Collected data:

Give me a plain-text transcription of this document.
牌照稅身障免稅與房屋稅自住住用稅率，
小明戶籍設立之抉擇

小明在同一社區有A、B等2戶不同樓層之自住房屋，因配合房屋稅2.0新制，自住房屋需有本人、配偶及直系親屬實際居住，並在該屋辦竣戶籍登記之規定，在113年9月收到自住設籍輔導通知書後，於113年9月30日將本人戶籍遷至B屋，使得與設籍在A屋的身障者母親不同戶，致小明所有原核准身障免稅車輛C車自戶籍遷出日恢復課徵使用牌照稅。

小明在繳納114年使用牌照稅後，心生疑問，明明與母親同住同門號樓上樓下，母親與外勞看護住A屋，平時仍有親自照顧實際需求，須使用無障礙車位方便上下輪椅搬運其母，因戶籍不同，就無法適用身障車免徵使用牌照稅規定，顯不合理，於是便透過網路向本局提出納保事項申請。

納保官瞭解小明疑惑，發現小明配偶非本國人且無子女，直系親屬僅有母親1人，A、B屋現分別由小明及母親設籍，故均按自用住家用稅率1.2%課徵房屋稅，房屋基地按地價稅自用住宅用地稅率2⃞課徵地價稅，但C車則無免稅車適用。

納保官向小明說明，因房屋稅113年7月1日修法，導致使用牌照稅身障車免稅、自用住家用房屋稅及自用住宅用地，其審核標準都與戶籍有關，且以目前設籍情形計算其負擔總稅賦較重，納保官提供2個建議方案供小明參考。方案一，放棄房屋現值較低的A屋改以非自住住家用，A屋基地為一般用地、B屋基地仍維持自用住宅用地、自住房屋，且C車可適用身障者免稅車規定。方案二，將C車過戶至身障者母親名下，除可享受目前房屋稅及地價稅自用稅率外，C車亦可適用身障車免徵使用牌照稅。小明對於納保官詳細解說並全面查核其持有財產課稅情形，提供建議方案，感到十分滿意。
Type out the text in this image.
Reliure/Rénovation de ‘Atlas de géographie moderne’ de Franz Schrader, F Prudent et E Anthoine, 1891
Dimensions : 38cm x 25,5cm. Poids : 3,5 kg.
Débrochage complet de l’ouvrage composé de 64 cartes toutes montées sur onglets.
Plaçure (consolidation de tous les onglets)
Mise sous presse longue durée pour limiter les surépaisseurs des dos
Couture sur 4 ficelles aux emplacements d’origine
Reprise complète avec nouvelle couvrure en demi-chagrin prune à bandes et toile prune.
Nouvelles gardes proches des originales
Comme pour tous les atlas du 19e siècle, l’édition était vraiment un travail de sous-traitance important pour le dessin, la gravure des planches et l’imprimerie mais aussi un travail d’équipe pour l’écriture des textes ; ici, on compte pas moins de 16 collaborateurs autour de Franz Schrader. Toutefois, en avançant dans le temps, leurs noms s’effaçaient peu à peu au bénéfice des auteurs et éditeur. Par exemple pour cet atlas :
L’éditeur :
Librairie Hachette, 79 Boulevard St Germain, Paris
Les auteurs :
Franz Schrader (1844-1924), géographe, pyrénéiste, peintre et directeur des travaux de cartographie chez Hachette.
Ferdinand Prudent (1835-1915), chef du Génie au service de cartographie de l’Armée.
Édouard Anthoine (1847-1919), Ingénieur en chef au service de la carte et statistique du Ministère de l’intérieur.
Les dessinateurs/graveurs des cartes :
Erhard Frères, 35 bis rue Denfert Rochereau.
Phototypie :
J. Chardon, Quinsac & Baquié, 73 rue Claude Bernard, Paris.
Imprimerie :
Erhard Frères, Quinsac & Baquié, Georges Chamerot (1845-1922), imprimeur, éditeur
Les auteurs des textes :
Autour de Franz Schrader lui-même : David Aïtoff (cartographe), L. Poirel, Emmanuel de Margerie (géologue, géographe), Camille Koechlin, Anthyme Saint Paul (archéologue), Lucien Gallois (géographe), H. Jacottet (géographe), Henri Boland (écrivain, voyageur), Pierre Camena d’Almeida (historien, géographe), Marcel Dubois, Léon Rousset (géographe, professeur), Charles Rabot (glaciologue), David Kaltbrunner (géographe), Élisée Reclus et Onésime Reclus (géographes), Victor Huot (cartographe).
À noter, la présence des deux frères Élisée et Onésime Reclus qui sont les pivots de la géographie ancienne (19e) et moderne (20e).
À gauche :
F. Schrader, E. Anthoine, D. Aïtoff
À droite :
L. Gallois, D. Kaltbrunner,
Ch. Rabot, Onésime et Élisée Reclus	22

Task ▸ Filter the entries above down to the lines containing the word "cartes".

Final result ▸
Débrochage complet de l’ouvrage composé de 64 cartes toutes montées sur onglets.
Les dessinateurs/graveurs des cartes :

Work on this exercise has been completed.